## Begin

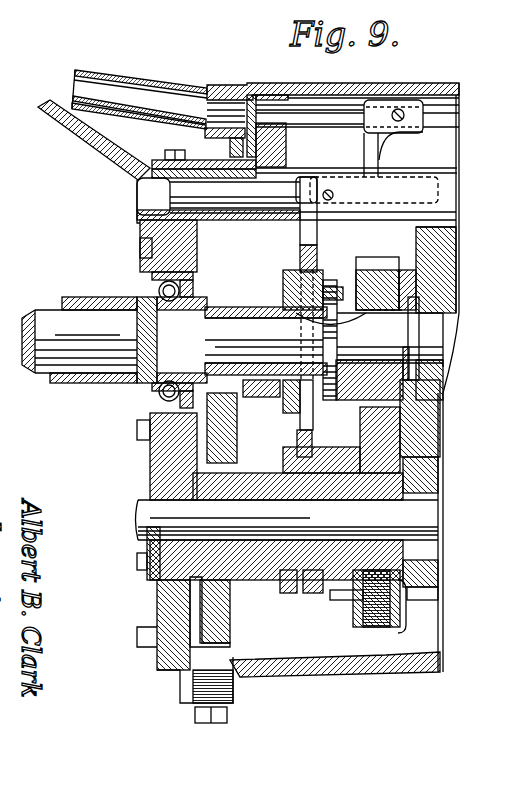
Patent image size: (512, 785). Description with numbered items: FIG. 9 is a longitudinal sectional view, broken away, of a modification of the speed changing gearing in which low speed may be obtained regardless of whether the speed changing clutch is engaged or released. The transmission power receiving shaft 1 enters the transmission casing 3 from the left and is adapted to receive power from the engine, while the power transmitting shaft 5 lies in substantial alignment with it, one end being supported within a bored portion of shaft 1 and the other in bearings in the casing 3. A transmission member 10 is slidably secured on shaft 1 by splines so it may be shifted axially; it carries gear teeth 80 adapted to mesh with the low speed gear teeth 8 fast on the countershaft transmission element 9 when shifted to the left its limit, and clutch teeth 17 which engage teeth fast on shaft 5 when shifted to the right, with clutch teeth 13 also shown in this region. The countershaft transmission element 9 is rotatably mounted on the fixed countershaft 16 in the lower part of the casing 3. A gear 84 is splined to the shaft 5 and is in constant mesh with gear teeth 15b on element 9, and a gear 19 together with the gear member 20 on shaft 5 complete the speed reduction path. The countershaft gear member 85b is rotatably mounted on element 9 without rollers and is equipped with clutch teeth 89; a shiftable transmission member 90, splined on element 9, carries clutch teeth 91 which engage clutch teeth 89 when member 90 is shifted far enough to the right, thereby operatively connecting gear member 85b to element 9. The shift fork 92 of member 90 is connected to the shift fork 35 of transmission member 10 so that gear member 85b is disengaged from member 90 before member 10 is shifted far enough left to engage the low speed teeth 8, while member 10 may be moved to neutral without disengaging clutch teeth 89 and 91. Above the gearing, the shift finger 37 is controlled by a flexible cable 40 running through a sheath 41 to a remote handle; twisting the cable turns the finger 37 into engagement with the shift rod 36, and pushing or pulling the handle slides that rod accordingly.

The transmission power receiving shaft 1 is at (48, 318).
The transmission casing 3 is at (330, 672).
The power transmitting shaft 5 is at (440, 333).
The gear teeth 8 is at (230, 647).
The countershaft transmission element 9 is at (262, 568).
The transmission member 10 is at (288, 413).
The clutch teeth 13 is at (331, 290).
The gear teeth 15b is at (352, 628).
The fixed countershaft 16 is at (425, 512).
The clutch teeth 17 is at (316, 397).
The gear 19 is at (438, 570).
The gear member 20 is at (445, 283).
The shift fork 35 is at (305, 232).
The shift rod 36 is at (185, 188).
The shift finger 37 is at (362, 146).
The flexible cable 40 is at (87, 88).
The sheath 41 is at (138, 88).
The gear teeth 80 is at (262, 397).
The gear 84 is at (374, 270).
The countershaft gear member 85b is at (395, 612).
The clutch teeth 89 is at (375, 600).
The shiftable transmission member 90 is at (288, 595).
The clutch teeth 91 is at (322, 595).
The shift fork 92 is at (310, 425).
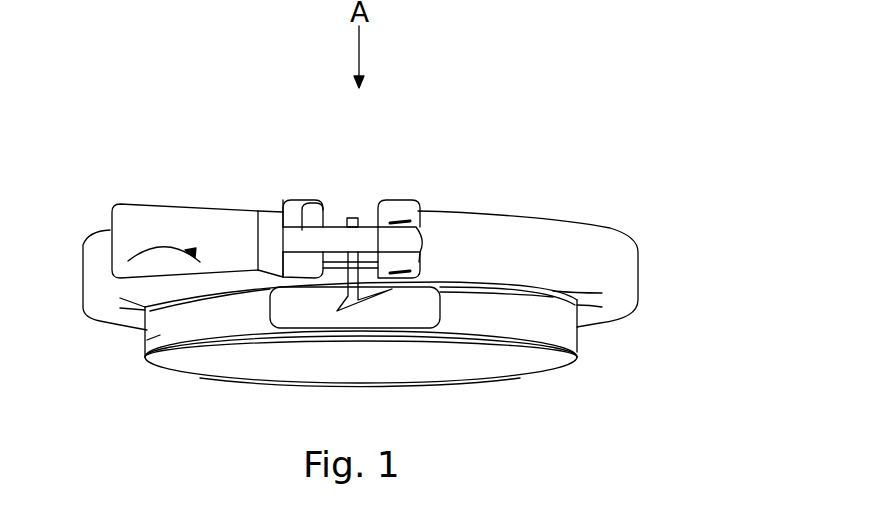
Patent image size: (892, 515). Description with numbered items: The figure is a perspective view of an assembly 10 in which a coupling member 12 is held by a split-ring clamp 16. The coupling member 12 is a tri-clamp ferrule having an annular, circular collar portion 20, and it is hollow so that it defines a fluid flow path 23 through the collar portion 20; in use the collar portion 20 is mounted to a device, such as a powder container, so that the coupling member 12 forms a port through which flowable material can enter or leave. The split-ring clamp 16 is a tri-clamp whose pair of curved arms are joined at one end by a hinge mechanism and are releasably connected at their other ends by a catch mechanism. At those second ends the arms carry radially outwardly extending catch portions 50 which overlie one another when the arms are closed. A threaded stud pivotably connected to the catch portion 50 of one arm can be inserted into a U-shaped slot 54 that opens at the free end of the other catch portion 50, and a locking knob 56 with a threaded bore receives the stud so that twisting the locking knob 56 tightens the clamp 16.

The assembly 10 is at (650, 133).
The coupling member 12 is at (583, 353).
The split-ring clamp 16 is at (623, 262).
The collar portion 20 is at (144, 352).
The fluid flow path 23 is at (523, 365).
The catch portion 50 is at (403, 208).
The U-shaped slot 54 is at (299, 214).
The locking knob 56 is at (160, 220).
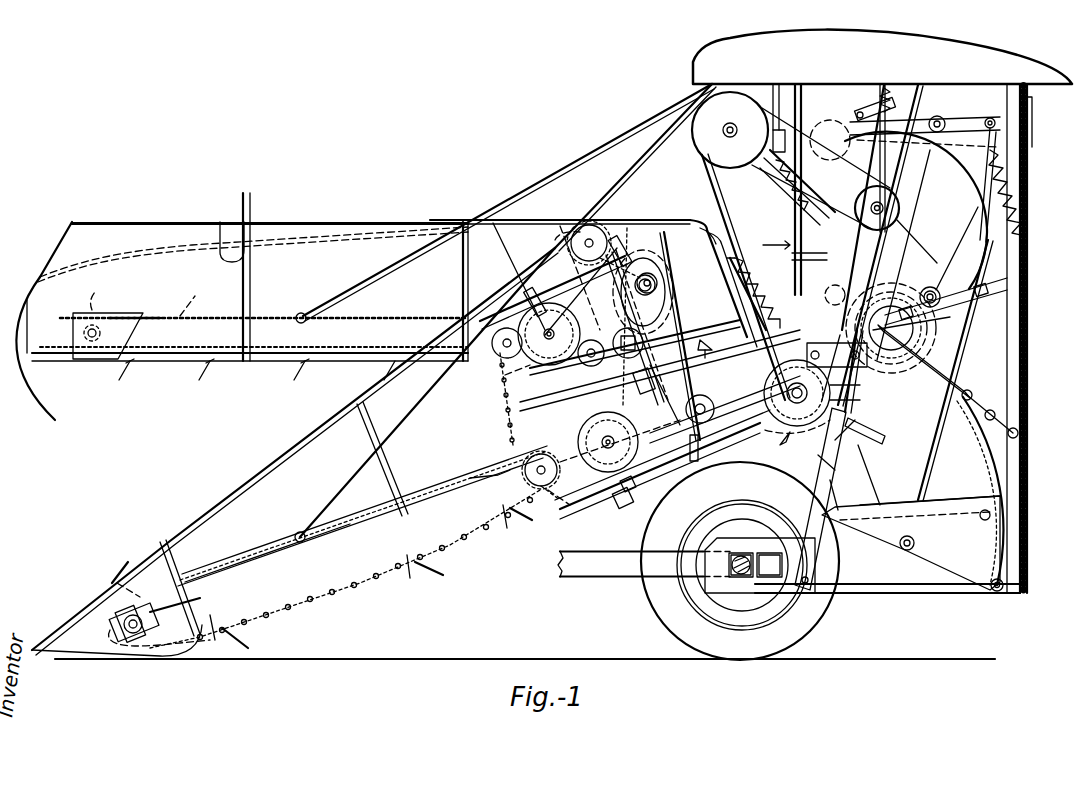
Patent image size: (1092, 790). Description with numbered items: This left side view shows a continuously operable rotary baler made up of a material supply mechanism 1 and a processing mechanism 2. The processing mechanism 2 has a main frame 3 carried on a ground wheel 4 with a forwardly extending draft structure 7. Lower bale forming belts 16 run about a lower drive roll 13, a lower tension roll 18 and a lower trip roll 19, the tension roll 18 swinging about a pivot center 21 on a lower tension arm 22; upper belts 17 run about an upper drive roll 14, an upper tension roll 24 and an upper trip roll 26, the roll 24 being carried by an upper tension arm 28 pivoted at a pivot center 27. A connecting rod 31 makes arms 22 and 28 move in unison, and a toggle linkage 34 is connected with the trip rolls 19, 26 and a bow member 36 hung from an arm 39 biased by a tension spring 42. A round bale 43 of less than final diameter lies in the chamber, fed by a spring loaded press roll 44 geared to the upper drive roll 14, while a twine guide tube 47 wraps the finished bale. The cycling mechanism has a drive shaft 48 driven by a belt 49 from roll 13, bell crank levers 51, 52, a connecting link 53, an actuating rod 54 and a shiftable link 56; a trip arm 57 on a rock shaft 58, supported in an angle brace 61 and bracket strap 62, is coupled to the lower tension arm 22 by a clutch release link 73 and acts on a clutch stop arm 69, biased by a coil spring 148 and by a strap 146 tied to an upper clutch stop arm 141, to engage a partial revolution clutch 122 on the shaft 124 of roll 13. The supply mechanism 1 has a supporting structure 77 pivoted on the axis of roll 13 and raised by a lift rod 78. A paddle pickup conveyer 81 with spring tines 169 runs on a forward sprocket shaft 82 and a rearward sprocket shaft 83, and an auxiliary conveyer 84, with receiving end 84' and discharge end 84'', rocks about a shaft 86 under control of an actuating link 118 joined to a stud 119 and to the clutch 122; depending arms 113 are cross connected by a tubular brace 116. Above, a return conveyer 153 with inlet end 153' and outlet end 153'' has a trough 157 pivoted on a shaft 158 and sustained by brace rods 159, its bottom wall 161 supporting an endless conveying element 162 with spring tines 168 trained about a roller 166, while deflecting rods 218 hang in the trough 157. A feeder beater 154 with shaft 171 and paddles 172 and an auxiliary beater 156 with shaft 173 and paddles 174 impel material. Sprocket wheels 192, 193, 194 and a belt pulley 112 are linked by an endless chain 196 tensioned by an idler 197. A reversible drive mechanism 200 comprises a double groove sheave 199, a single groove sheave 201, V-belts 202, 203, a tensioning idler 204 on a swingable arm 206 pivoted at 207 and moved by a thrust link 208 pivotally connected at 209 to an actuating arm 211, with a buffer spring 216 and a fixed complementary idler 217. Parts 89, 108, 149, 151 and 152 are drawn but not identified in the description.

The material supply mechanism 1 is at (296, 428).
The processing mechanism 2 is at (1028, 345).
The main frame 3 is at (935, 585).
The right ground wheel 4 is at (822, 620).
The draft structure 7 is at (588, 580).
The lower drive roll 13 is at (768, 438).
The upper drive roll 14 is at (795, 190).
The lower set of bale forming belts 16 is at (913, 500).
The upper set of bale forming belts 17 is at (908, 258).
The lower tension roll 18 is at (975, 500).
The lower trip roll 19 is at (911, 342).
The pivot center 21 is at (838, 514).
The lower tension arm 22 is at (948, 530).
The upper tension roll 24 is at (832, 140).
The upper trip roll 26 is at (920, 292).
The pivot center 27 is at (945, 120).
The upper tension arm 28 is at (859, 242).
The connecting rod 31 is at (935, 430).
The toggle linkage 34 is at (960, 365).
The bow member 36 is at (970, 200).
The arm 39 is at (963, 140).
The tension spring 42 is at (1018, 180).
The round bale 43 is at (895, 372).
The press roll 44 is at (825, 355).
The twine guide tube 47 is at (788, 141).
The drive shaft 48 is at (791, 160).
The belt 49 is at (740, 180).
The bell crank lever 51 is at (777, 174).
The second bell crank lever 52 is at (835, 289).
The connecting link 53 is at (800, 190).
The actuating rod 54 is at (891, 328).
The shiftable link 56 is at (866, 200).
The trip arm 57 is at (853, 426).
The rock shaft 58 is at (817, 463).
The angle brace 61 is at (910, 180).
The bracket strap 62 is at (855, 392).
The clutch stop arm 69 is at (874, 431).
The clutch release link 73 is at (868, 463).
The supporting structure 77 is at (352, 526).
The lift rod 78 is at (405, 418).
The pickup conveyer 81 is at (272, 543).
The forward sprocket shaft 82 is at (150, 624).
The rearward sprocket shaft 83 is at (545, 488).
The auxiliary conveyer 84 is at (656, 398).
The receiving end 84' is at (563, 492).
The discharge end 84'' is at (725, 406).
The shaft 86 is at (600, 438).
The bracket 89 is at (497, 478).
The frame rail 108 is at (618, 508).
The belt pulley 112 is at (588, 418).
The depending arm 113 is at (640, 490).
The tubular transverse brace 116 is at (636, 499).
The actuating link 118 is at (713, 409).
The stud 119 is at (567, 506).
The partial revolution clutch 122 is at (792, 464).
The shaft 124 is at (789, 393).
The upper clutch stop arm 141 is at (940, 323).
The strap 146 is at (862, 405).
The coil spring 148 is at (849, 494).
The rod 149 is at (915, 249).
The spring bolt 151 is at (870, 118).
The rod 152 is at (890, 130).
The return conveyer 153 is at (281, 305).
The inlet end 153' is at (516, 300).
The outlet end 153'' is at (66, 312).
The feeder beater 154 is at (680, 243).
The auxiliary beater 156 is at (630, 228).
The trough 157 is at (64, 236).
The shaft 158 is at (525, 383).
The brace rods 159 is at (378, 284).
The bottom wall 161 is at (158, 318).
The endless conveying element 162 is at (205, 302).
The roller 166 is at (108, 336).
The spring tines 168 is at (140, 374).
The spring tines 169 is at (380, 490).
The shaft 171 is at (637, 286).
The beater paddles 172 is at (693, 313).
The shaft 173 is at (553, 292).
The beater paddles 174 is at (565, 245).
The sprocket wheel 192 is at (631, 380).
The sprocket wheel 193 is at (561, 334).
The sprocket wheel 194 is at (621, 315).
The endless chain 196 is at (506, 404).
The tensioning idler 197 is at (500, 358).
The double groove belt sheave 199 is at (730, 280).
The reversible drive mechanism 200 is at (738, 368).
The single groove belt sheave 201 is at (510, 399).
The endless V-belt 202 is at (632, 330).
The endless V-belt 203 is at (653, 344).
The tensioning idler 204 is at (638, 327).
The swingable arm 206 is at (642, 325).
The pivot 207 is at (714, 224).
The thrust link 208 is at (682, 336).
The pivotal connection 209 is at (707, 448).
The actuating arm 211 is at (620, 441).
The buffer spring 216 is at (581, 291).
The complementary idler 217 is at (591, 361).
The deflecting rods 218 is at (36, 398).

## End

What this task involves. Arrange the part of the listing above that opens with the line containing "Patent image size: (892, 515)." and closes with the line containing "The locking knob 56 is at (160, 220)." as a numbered list, omitting any blank lines.

Written response.
1. Patent image size: (892, 515). Description with numbered items: The figure is a perspective view of an assembly 10 in which a coupling member 12 is held by a split-ring clamp 16. The coupling member 12 is a tri-clamp ferrule having an annular, circular collar portion 20, and it is hollow so that it defines a fluid flow path 23 through the collar portion 20; in use the collar portion 20 is mounted to a device, such as a powder container, so that the coupling member 12 forms a port through which flowable material can enter or leave. The split-ring clamp 16 is a tri-clamp whose pair of curved arms are joined at one end by a hinge mechanism and are releasably connected at their other ends by a catch mechanism. At those second ends the arms carry radially outwardly extending catch portions 50 which overlie one another when the arms are closed. A threaded stud pivotably connected to the catch portion 50 of one arm can be inserted into a U-shaped slot 54 that opens at the free end of the other catch portion 50, and a locking knob 56 with a threaded bore receives the stud so that twisting the locking knob 56 tightens the clamp 16.
2. The assembly 10 is at (650, 133).
3. The coupling member 12 is at (583, 353).
4. The split-ring clamp 16 is at (623, 262).
5. The collar portion 20 is at (144, 352).
6. The fluid flow path 23 is at (523, 365).
7. The catch portion 50 is at (403, 208).
8. The U-shaped slot 54 is at (299, 214).
9. The locking knob 56 is at (160, 220).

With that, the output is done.